* [Your goal]: Make an exact copy of the entries, and keep any pictures out of it.

** start **

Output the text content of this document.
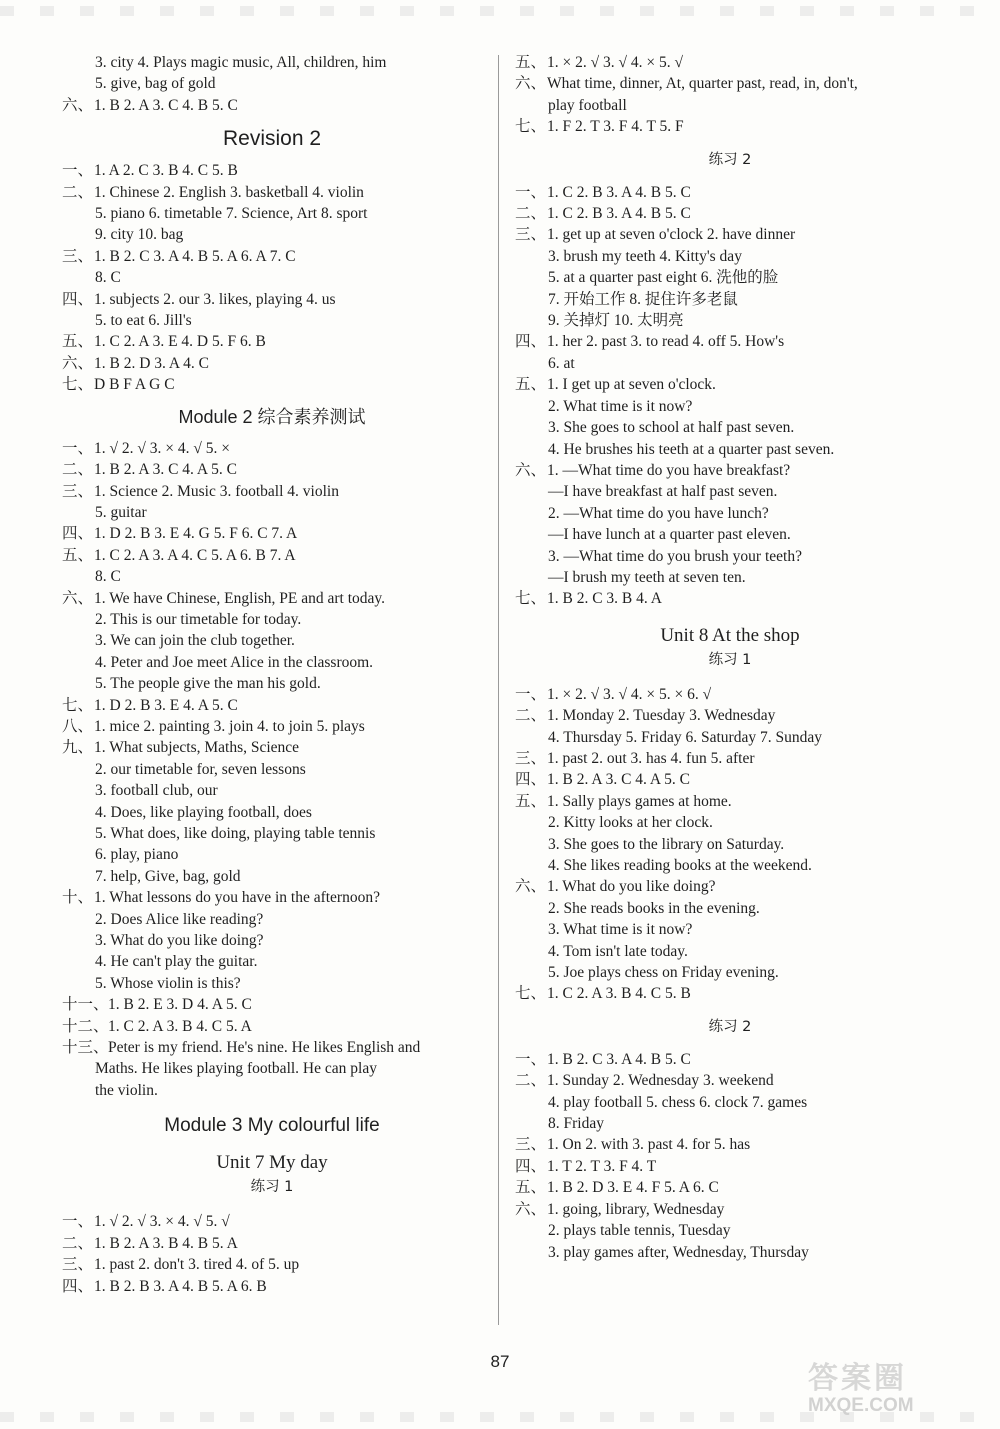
3. city 4. Plays magic music, All, children, him
5. give, bag of gold
六、 1. B 2. A 3. C 4. B 5. C
Revision 2
一、 1. A 2. C 3. B 4. C 5. B
二、 1. Chinese 2. English 3. basketball 4. violin
5. piano 6. timetable 7. Science, Art 8. sport
9. city 10. bag
三、 1. B 2. C 3. A 4. B 5. A 6. A 7. C
8. C
四、 1. subjects 2. our 3. likes, playing 4. us
5. to eat 6. Jill's
五、 1. C 2. A 3. E 4. D 5. F 6. B
六、 1. B 2. D 3. A 4. C
七、 D B F A G C
Module 2 综合素养测试
一、 1. √ 2. √ 3. × 4. √ 5. ×
二、 1. B 2. A 3. C 4. A 5. C
三、 1. Science 2. Music 3. football 4. violin
5. guitar
四、 1. D 2. B 3. E 4. G 5. F 6. C 7. A
五、 1. C 2. A 3. A 4. C 5. A 6. B 7. A
8. C
六、 1. We have Chinese, English, PE and art today.
2. This is our timetable for today.
3. We can join the club together.
4. Peter and Joe meet Alice in the classroom.
5. The people give the man his gold.
七、 1. D 2. B 3. E 4. A 5. C
八、 1. mice 2. painting 3. join 4. to join 5. plays
九、 1. What subjects, Maths, Science
2. our timetable for, seven lessons
3. football club, our
4. Does, like playing football, does
5. What does, like doing, playing table tennis
6. play, piano
7. help, Give, bag, gold
十、 1. What lessons do you have in the afternoon?
2. Does Alice like reading?
3. What do you like doing?
4. He can't play the guitar.
5. Whose violin is this?
十一、 1. B 2. E 3. D 4. A 5. C
十二、 1. C 2. A 3. B 4. C 5. A
十三、 Peter is my friend. He's nine. He likes English and
Maths. He likes playing football. He can play
the violin.
Module 3 My colourful life
Unit 7 My day
练习 1
一、 1. √ 2. √ 3. × 4. √ 5. √
二、 1. B 2. A 3. B 4. B 5. A
三、 1. past 2. don't 3. tired 4. of 5. up
四、 1. B 2. B 3. A 4. B 5. A 6. B
五、 1. × 2. √ 3. √ 4. × 5. √
六、 What time, dinner, At, quarter past, read, in, don't,
play football
七、 1. F 2. T 3. F 4. T 5. F
练习 2
一、 1. C 2. B 3. A 4. B 5. C
二、 1. C 2. B 3. A 4. B 5. C
三、 1. get up at seven o'clock 2. have dinner
3. brush my teeth 4. Kitty's day
5. at a quarter past eight 6. 洗他的脸
7. 开始工作 8. 捉住许多老鼠
9. 关掉灯 10. 太明亮
四、 1. her 2. past 3. to read 4. off 5. How's
6. at
五、 1. I get up at seven o'clock.
2. What time is it now?
3. She goes to school at half past seven.
4. He brushes his teeth at a quarter past seven.
六、 1. —What time do you have breakfast?
—I have breakfast at half past seven.
2. —What time do you have lunch?
—I have lunch at a quarter past eleven.
3. —What time do you brush your teeth?
—I brush my teeth at seven ten.
七、 1. B 2. C 3. B 4. A
Unit 8 At the shop
练习 1
一、 1. × 2. √ 3. √ 4. × 5. × 6. √
二、 1. Monday 2. Tuesday 3. Wednesday
4. Thursday 5. Friday 6. Saturday 7. Sunday
三、 1. past 2. out 3. has 4. fun 5. after
四、 1. B 2. A 3. C 4. A 5. C
五、 1. Sally plays games at home.
2. Kitty looks at her clock.
3. She goes to the library on Saturday.
4. She likes reading books at the weekend.
六、 1. What do you like doing?
2. She reads books in the evening.
3. What time is it now?
4. Tom isn't late today.
5. Joe plays chess on Friday evening.
七、 1. C 2. A 3. B 4. C 5. B
练习 2
一、 1. B 2. C 3. A 4. B 5. C
二、 1. Sunday 2. Wednesday 3. weekend
4. play football 5. chess 6. clock 7. games
8. Friday
三、 1. On 2. with 3. past 4. for 5. has
四、 1. T 2. T 3. F 4. T
五、 1. B 2. D 3. E 4. F 5. A 6. C
六、 1. going, library, Wednesday
2. plays table tennis, Tuesday
3. play games after, Wednesday, Thursday
87	答案圈
MXQE.COM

** end **

* [Final answer]:
Output the text content of this document.
3. city 4. Plays magic music, All, children, him
5. give, bag of gold
六、 1. B 2. A 3. C 4. B 5. C
Revision 2
一、 1. A 2. C 3. B 4. C 5. B
二、 1. Chinese 2. English 3. basketball 4. violin
5. piano 6. timetable 7. Science, Art 8. sport
9. city 10. bag
三、 1. B 2. C 3. A 4. B 5. A 6. A 7. C
8. C
四、 1. subjects 2. our 3. likes, playing 4. us
5. to eat 6. Jill's
五、 1. C 2. A 3. E 4. D 5. F 6. B
六、 1. B 2. D 3. A 4. C
七、 D B F A G C
Module 2 综合素养测试
一、 1. √ 2. √ 3. × 4. √ 5. ×
二、 1. B 2. A 3. C 4. A 5. C
三、 1. Science 2. Music 3. football 4. violin
5. guitar
四、 1. D 2. B 3. E 4. G 5. F 6. C 7. A
五、 1. C 2. A 3. A 4. C 5. A 6. B 7. A
8. C
六、 1. We have Chinese, English, PE and art today.
2. This is our timetable for today.
3. We can join the club together.
4. Peter and Joe meet Alice in the classroom.
5. The people give the man his gold.
七、 1. D 2. B 3. E 4. A 5. C
八、 1. mice 2. painting 3. join 4. to join 5. plays
九、 1. What subjects, Maths, Science
2. our timetable for, seven lessons
3. football club, our
4. Does, like playing football, does
5. What does, like doing, playing table tennis
6. play, piano
7. help, Give, bag, gold
十、 1. What lessons do you have in the afternoon?
2. Does Alice like reading?
3. What do you like doing?
4. He can't play the guitar.
5. Whose violin is this?
十一、 1. B 2. E 3. D 4. A 5. C
十二、 1. C 2. A 3. B 4. C 5. A
十三、 Peter is my friend. He's nine. He likes English and
Maths. He likes playing football. He can play
the violin.
Module 3 My colourful life
Unit 7 My day
练习 1
一、 1. √ 2. √ 3. × 4. √ 5. √
二、 1. B 2. A 3. B 4. B 5. A
三、 1. past 2. don't 3. tired 4. of 5. up
四、 1. B 2. B 3. A 4. B 5. A 6. B
五、 1. × 2. √ 3. √ 4. × 5. √
六、 What time, dinner, At, quarter past, read, in, don't,
play football
七、 1. F 2. T 3. F 4. T 5. F
练习 2
一、 1. C 2. B 3. A 4. B 5. C
二、 1. C 2. B 3. A 4. B 5. C
三、 1. get up at seven o'clock 2. have dinner
3. brush my teeth 4. Kitty's day
5. at a quarter past eight 6. 洗他的脸
7. 开始工作 8. 捉住许多老鼠
9. 关掉灯 10. 太明亮
四、 1. her 2. past 3. to read 4. off 5. How's
6. at
五、 1. I get up at seven o'clock.
2. What time is it now?
3. She goes to school at half past seven.
4. He brushes his teeth at a quarter past seven.
六、 1. —What time do you have breakfast?
—I have breakfast at half past seven.
2. —What time do you have lunch?
—I have lunch at a quarter past eleven.
3. —What time do you brush your teeth?
—I brush my teeth at seven ten.
七、 1. B 2. C 3. B 4. A
Unit 8 At the shop
练习 1
一、 1. × 2. √ 3. √ 4. × 5. × 6. √
二、 1. Monday 2. Tuesday 3. Wednesday
4. Thursday 5. Friday 6. Saturday 7. Sunday
三、 1. past 2. out 3. has 4. fun 5. after
四、 1. B 2. A 3. C 4. A 5. C
五、 1. Sally plays games at home.
2. Kitty looks at her clock.
3. She goes to the library on Saturday.
4. She likes reading books at the weekend.
六、 1. What do you like doing?
2. She reads books in the evening.
3. What time is it now?
4. Tom isn't late today.
5. Joe plays chess on Friday evening.
七、 1. C 2. A 3. B 4. C 5. B
练习 2
一、 1. B 2. C 3. A 4. B 5. C
二、 1. Sunday 2. Wednesday 3. weekend
4. play football 5. chess 6. clock 7. games
8. Friday
三、 1. On 2. with 3. past 4. for 5. has
四、 1. T 2. T 3. F 4. T
五、 1. B 2. D 3. E 4. F 5. A 6. C
六、 1. going, library, Wednesday
2. plays table tennis, Tuesday
3. play games after, Wednesday, Thursday
87	答案圈
MXQE.COM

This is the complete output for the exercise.